[Items from a dataset]
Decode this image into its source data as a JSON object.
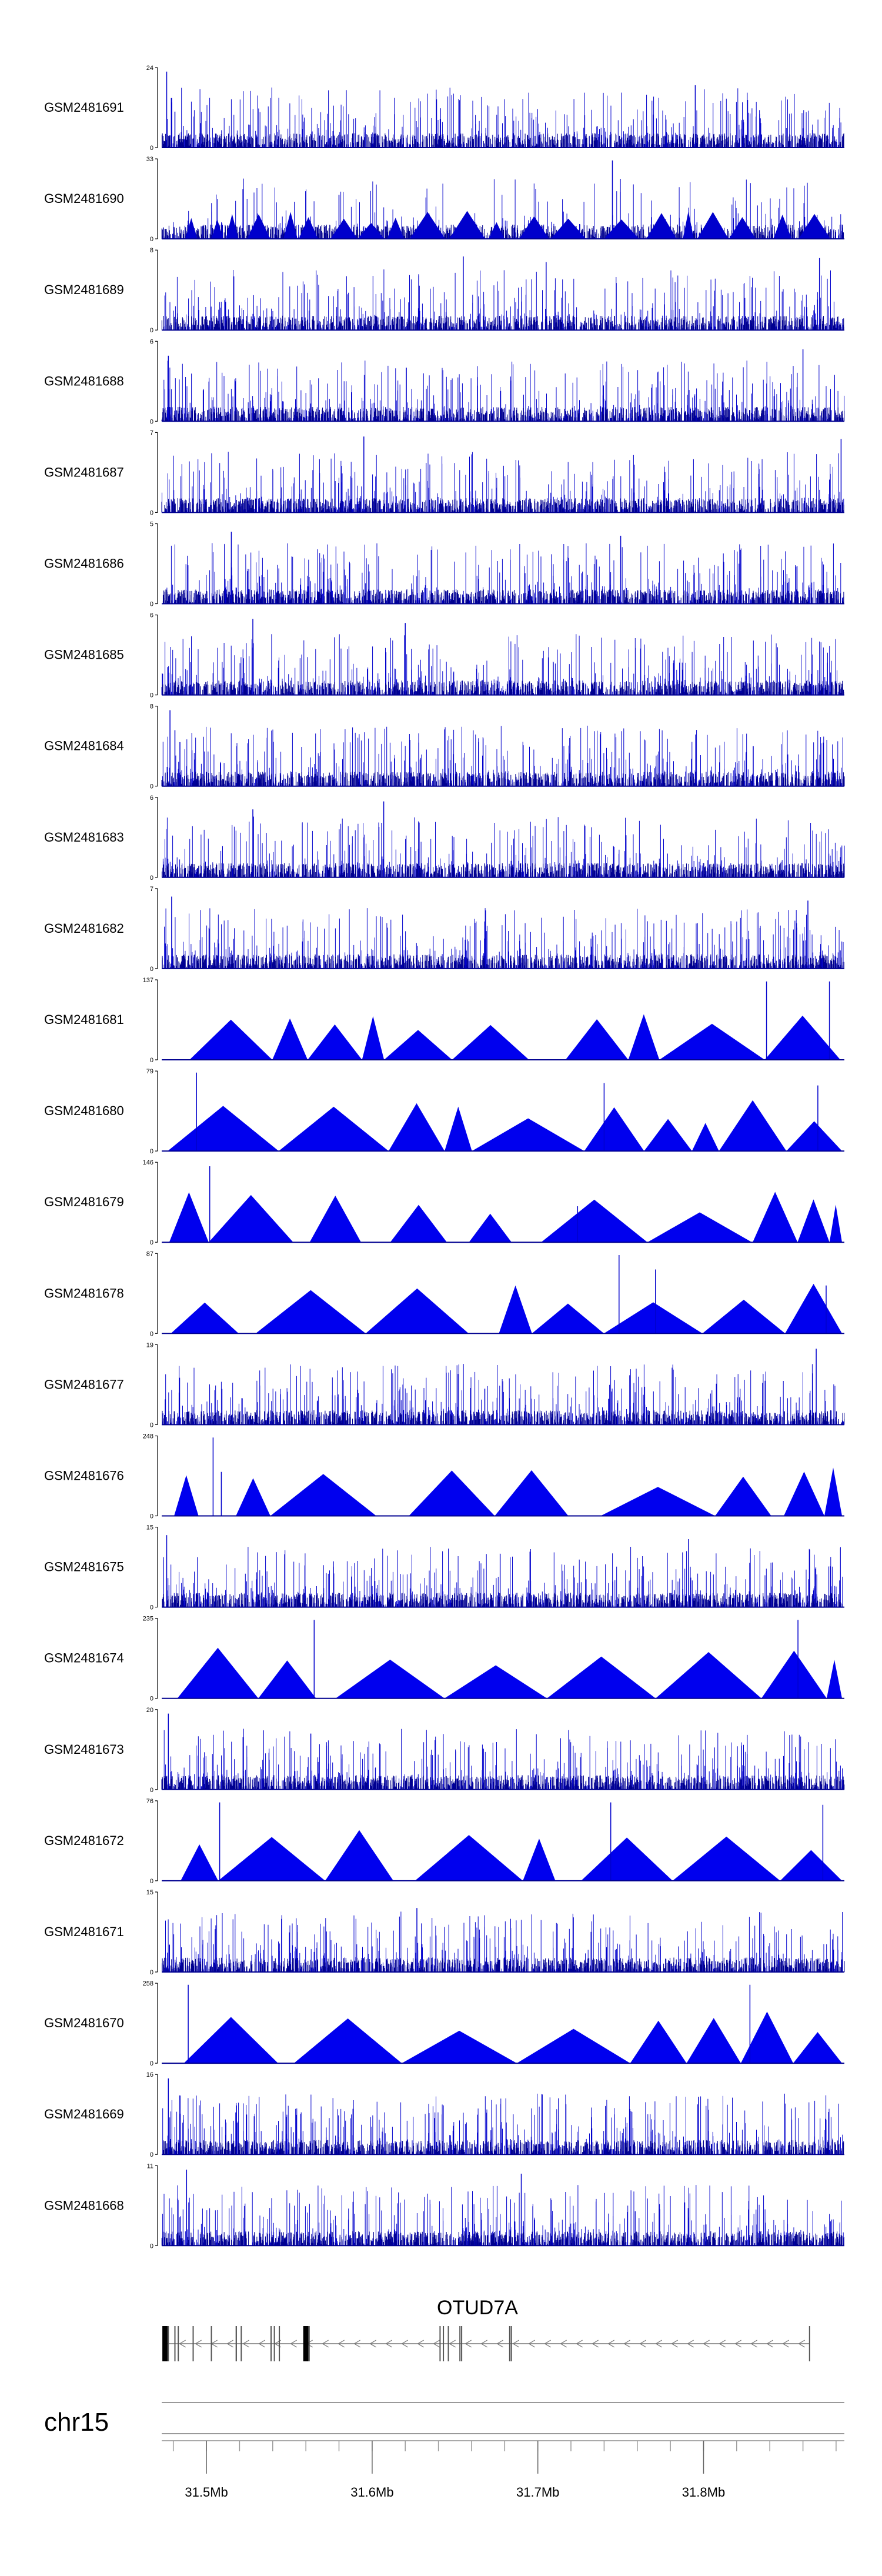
{
  "chart_data": {
    "type": "genome-tracks",
    "chromosome": "chr15",
    "gene": {
      "name": "OTUD7A",
      "strand": "-",
      "start_mb": 31.475,
      "end_mb": 31.864,
      "exons_mb": [
        31.475,
        31.477,
        31.481,
        31.483,
        31.492,
        31.503,
        31.518,
        31.518,
        31.521,
        31.539,
        31.541,
        31.544,
        31.56,
        31.562,
        31.641,
        31.643,
        31.646,
        31.653,
        31.654,
        31.683,
        31.684,
        31.864
      ]
    },
    "x_range_mb": [
      31.473,
      31.885
    ],
    "axis_ticks_mb": [
      31.5,
      31.6,
      31.7,
      31.8
    ],
    "axis_tick_labels": [
      "31.5Mb",
      "31.6Mb",
      "31.7Mb",
      "31.8Mb"
    ],
    "tracks": [
      {
        "name": "GSM2481691",
        "ymax": "24",
        "style": "dense",
        "peaks": [
          [
            31.476,
            0.95
          ],
          [
            31.479,
            0.62
          ],
          [
            31.481,
            0.45
          ],
          [
            31.795,
            0.78
          ]
        ]
      },
      {
        "name": "GSM2481690",
        "ymax": "33",
        "style": "mixed",
        "peaks": [
          [
            31.745,
            0.98
          ],
          [
            31.58,
            0.55
          ]
        ]
      },
      {
        "name": "GSM2481689",
        "ymax": "8",
        "style": "dense",
        "peaks": [
          [
            31.655,
            0.92
          ],
          [
            31.705,
            0.85
          ],
          [
            31.87,
            0.9
          ]
        ]
      },
      {
        "name": "GSM2481688",
        "ymax": "6",
        "style": "dense",
        "peaks": [
          [
            31.477,
            0.82
          ],
          [
            31.86,
            0.9
          ]
        ]
      },
      {
        "name": "GSM2481687",
        "ymax": "7",
        "style": "dense",
        "peaks": [
          [
            31.595,
            0.95
          ],
          [
            31.883,
            0.92
          ]
        ]
      },
      {
        "name": "GSM2481686",
        "ymax": "5",
        "style": "dense",
        "peaks": [
          [
            31.515,
            0.9
          ],
          [
            31.75,
            0.85
          ]
        ]
      },
      {
        "name": "GSM2481685",
        "ymax": "6",
        "style": "dense",
        "peaks": [
          [
            31.528,
            0.95
          ],
          [
            31.62,
            0.9
          ]
        ]
      },
      {
        "name": "GSM2481684",
        "ymax": "8",
        "style": "dense",
        "peaks": [
          [
            31.478,
            0.95
          ],
          [
            31.481,
            0.7
          ],
          [
            31.484,
            0.55
          ],
          [
            31.83,
            0.5
          ]
        ]
      },
      {
        "name": "GSM2481683",
        "ymax": "6",
        "style": "dense",
        "peaks": [
          [
            31.528,
            0.85
          ],
          [
            31.607,
            0.95
          ]
        ]
      },
      {
        "name": "GSM2481682",
        "ymax": "7",
        "style": "dense",
        "peaks": [
          [
            31.479,
            0.9
          ],
          [
            31.863,
            0.85
          ]
        ]
      },
      {
        "name": "GSM2481681",
        "ymax": "137",
        "style": "triangles",
        "peaks": [
          [
            31.838,
            0.98
          ],
          [
            31.876,
            0.98
          ]
        ]
      },
      {
        "name": "GSM2481680",
        "ymax": "79",
        "style": "triangles",
        "peaks": [
          [
            31.494,
            0.98
          ],
          [
            31.74,
            0.85
          ],
          [
            31.869,
            0.82
          ]
        ]
      },
      {
        "name": "GSM2481679",
        "ymax": "146",
        "style": "triangles",
        "peaks": [
          [
            31.502,
            0.95
          ],
          [
            31.724,
            0.45
          ]
        ]
      },
      {
        "name": "GSM2481678",
        "ymax": "87",
        "style": "triangles",
        "peaks": [
          [
            31.749,
            0.98
          ],
          [
            31.771,
            0.8
          ],
          [
            31.874,
            0.6
          ]
        ]
      },
      {
        "name": "GSM2481677",
        "ymax": "19",
        "style": "dense",
        "peaks": [
          [
            31.567,
            0.3
          ],
          [
            31.668,
            0.45
          ],
          [
            31.868,
            0.95
          ]
        ]
      },
      {
        "name": "GSM2481676",
        "ymax": "248",
        "style": "triangles",
        "peaks": [
          [
            31.504,
            0.98
          ],
          [
            31.509,
            0.55
          ]
        ]
      },
      {
        "name": "GSM2481675",
        "ymax": "15",
        "style": "dense",
        "peaks": [
          [
            31.476,
            0.9
          ],
          [
            31.791,
            0.85
          ]
        ]
      },
      {
        "name": "GSM2481674",
        "ymax": "235",
        "style": "triangles",
        "peaks": [
          [
            31.565,
            0.98
          ],
          [
            31.857,
            0.98
          ]
        ]
      },
      {
        "name": "GSM2481673",
        "ymax": "20",
        "style": "dense",
        "peaks": [
          [
            31.477,
            0.95
          ],
          [
            31.563,
            0.7
          ]
        ]
      },
      {
        "name": "GSM2481672",
        "ymax": "76",
        "style": "triangles",
        "peaks": [
          [
            31.508,
            0.98
          ],
          [
            31.744,
            0.98
          ],
          [
            31.872,
            0.95
          ]
        ]
      },
      {
        "name": "GSM2481671",
        "ymax": "15",
        "style": "dense",
        "peaks": [
          [
            31.627,
            0.8
          ],
          [
            31.884,
            0.75
          ]
        ]
      },
      {
        "name": "GSM2481670",
        "ymax": "258",
        "style": "triangles",
        "peaks": [
          [
            31.489,
            0.98
          ],
          [
            31.828,
            0.98
          ]
        ]
      },
      {
        "name": "GSM2481669",
        "ymax": "16",
        "style": "dense",
        "peaks": [
          [
            31.477,
            0.95
          ],
          [
            31.797,
            0.72
          ]
        ]
      },
      {
        "name": "GSM2481668",
        "ymax": "11",
        "style": "dense",
        "peaks": [
          [
            31.488,
            0.95
          ],
          [
            31.69,
            0.9
          ]
        ]
      }
    ]
  }
}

» EXERCISE REQUIREMENTS: Repeat the data above exactly, leaving out any pictures it holds.

» EXERCISE RESULT:
Decode this image into its source data as a JSON object.
{
  "chart_data": {
    "type": "genome-tracks",
    "chromosome": "chr15",
    "gene": {
      "name": "OTUD7A",
      "strand": "-",
      "start_mb": 31.475,
      "end_mb": 31.864,
      "exons_mb": [
        31.475,
        31.477,
        31.481,
        31.483,
        31.492,
        31.503,
        31.518,
        31.518,
        31.521,
        31.539,
        31.541,
        31.544,
        31.56,
        31.562,
        31.641,
        31.643,
        31.646,
        31.653,
        31.654,
        31.683,
        31.684,
        31.864
      ]
    },
    "x_range_mb": [
      31.473,
      31.885
    ],
    "axis_ticks_mb": [
      31.5,
      31.6,
      31.7,
      31.8
    ],
    "axis_tick_labels": [
      "31.5Mb",
      "31.6Mb",
      "31.7Mb",
      "31.8Mb"
    ],
    "tracks": [
      {
        "name": "GSM2481691",
        "ymax": "24",
        "style": "dense",
        "peaks": [
          [
            31.476,
            0.95
          ],
          [
            31.479,
            0.62
          ],
          [
            31.481,
            0.45
          ],
          [
            31.795,
            0.78
          ]
        ]
      },
      {
        "name": "GSM2481690",
        "ymax": "33",
        "style": "mixed",
        "peaks": [
          [
            31.745,
            0.98
          ],
          [
            31.58,
            0.55
          ]
        ]
      },
      {
        "name": "GSM2481689",
        "ymax": "8",
        "style": "dense",
        "peaks": [
          [
            31.655,
            0.92
          ],
          [
            31.705,
            0.85
          ],
          [
            31.87,
            0.9
          ]
        ]
      },
      {
        "name": "GSM2481688",
        "ymax": "6",
        "style": "dense",
        "peaks": [
          [
            31.477,
            0.82
          ],
          [
            31.86,
            0.9
          ]
        ]
      },
      {
        "name": "GSM2481687",
        "ymax": "7",
        "style": "dense",
        "peaks": [
          [
            31.595,
            0.95
          ],
          [
            31.883,
            0.92
          ]
        ]
      },
      {
        "name": "GSM2481686",
        "ymax": "5",
        "style": "dense",
        "peaks": [
          [
            31.515,
            0.9
          ],
          [
            31.75,
            0.85
          ]
        ]
      },
      {
        "name": "GSM2481685",
        "ymax": "6",
        "style": "dense",
        "peaks": [
          [
            31.528,
            0.95
          ],
          [
            31.62,
            0.9
          ]
        ]
      },
      {
        "name": "GSM2481684",
        "ymax": "8",
        "style": "dense",
        "peaks": [
          [
            31.478,
            0.95
          ],
          [
            31.481,
            0.7
          ],
          [
            31.484,
            0.55
          ],
          [
            31.83,
            0.5
          ]
        ]
      },
      {
        "name": "GSM2481683",
        "ymax": "6",
        "style": "dense",
        "peaks": [
          [
            31.528,
            0.85
          ],
          [
            31.607,
            0.95
          ]
        ]
      },
      {
        "name": "GSM2481682",
        "ymax": "7",
        "style": "dense",
        "peaks": [
          [
            31.479,
            0.9
          ],
          [
            31.863,
            0.85
          ]
        ]
      },
      {
        "name": "GSM2481681",
        "ymax": "137",
        "style": "triangles",
        "peaks": [
          [
            31.838,
            0.98
          ],
          [
            31.876,
            0.98
          ]
        ]
      },
      {
        "name": "GSM2481680",
        "ymax": "79",
        "style": "triangles",
        "peaks": [
          [
            31.494,
            0.98
          ],
          [
            31.74,
            0.85
          ],
          [
            31.869,
            0.82
          ]
        ]
      },
      {
        "name": "GSM2481679",
        "ymax": "146",
        "style": "triangles",
        "peaks": [
          [
            31.502,
            0.95
          ],
          [
            31.724,
            0.45
          ]
        ]
      },
      {
        "name": "GSM2481678",
        "ymax": "87",
        "style": "triangles",
        "peaks": [
          [
            31.749,
            0.98
          ],
          [
            31.771,
            0.8
          ],
          [
            31.874,
            0.6
          ]
        ]
      },
      {
        "name": "GSM2481677",
        "ymax": "19",
        "style": "dense",
        "peaks": [
          [
            31.567,
            0.3
          ],
          [
            31.668,
            0.45
          ],
          [
            31.868,
            0.95
          ]
        ]
      },
      {
        "name": "GSM2481676",
        "ymax": "248",
        "style": "triangles",
        "peaks": [
          [
            31.504,
            0.98
          ],
          [
            31.509,
            0.55
          ]
        ]
      },
      {
        "name": "GSM2481675",
        "ymax": "15",
        "style": "dense",
        "peaks": [
          [
            31.476,
            0.9
          ],
          [
            31.791,
            0.85
          ]
        ]
      },
      {
        "name": "GSM2481674",
        "ymax": "235",
        "style": "triangles",
        "peaks": [
          [
            31.565,
            0.98
          ],
          [
            31.857,
            0.98
          ]
        ]
      },
      {
        "name": "GSM2481673",
        "ymax": "20",
        "style": "dense",
        "peaks": [
          [
            31.477,
            0.95
          ],
          [
            31.563,
            0.7
          ]
        ]
      },
      {
        "name": "GSM2481672",
        "ymax": "76",
        "style": "triangles",
        "peaks": [
          [
            31.508,
            0.98
          ],
          [
            31.744,
            0.98
          ],
          [
            31.872,
            0.95
          ]
        ]
      },
      {
        "name": "GSM2481671",
        "ymax": "15",
        "style": "dense",
        "peaks": [
          [
            31.627,
            0.8
          ],
          [
            31.884,
            0.75
          ]
        ]
      },
      {
        "name": "GSM2481670",
        "ymax": "258",
        "style": "triangles",
        "peaks": [
          [
            31.489,
            0.98
          ],
          [
            31.828,
            0.98
          ]
        ]
      },
      {
        "name": "GSM2481669",
        "ymax": "16",
        "style": "dense",
        "peaks": [
          [
            31.477,
            0.95
          ],
          [
            31.797,
            0.72
          ]
        ]
      },
      {
        "name": "GSM2481668",
        "ymax": "11",
        "style": "dense",
        "peaks": [
          [
            31.488,
            0.95
          ],
          [
            31.69,
            0.9
          ]
        ]
      }
    ]
  }
}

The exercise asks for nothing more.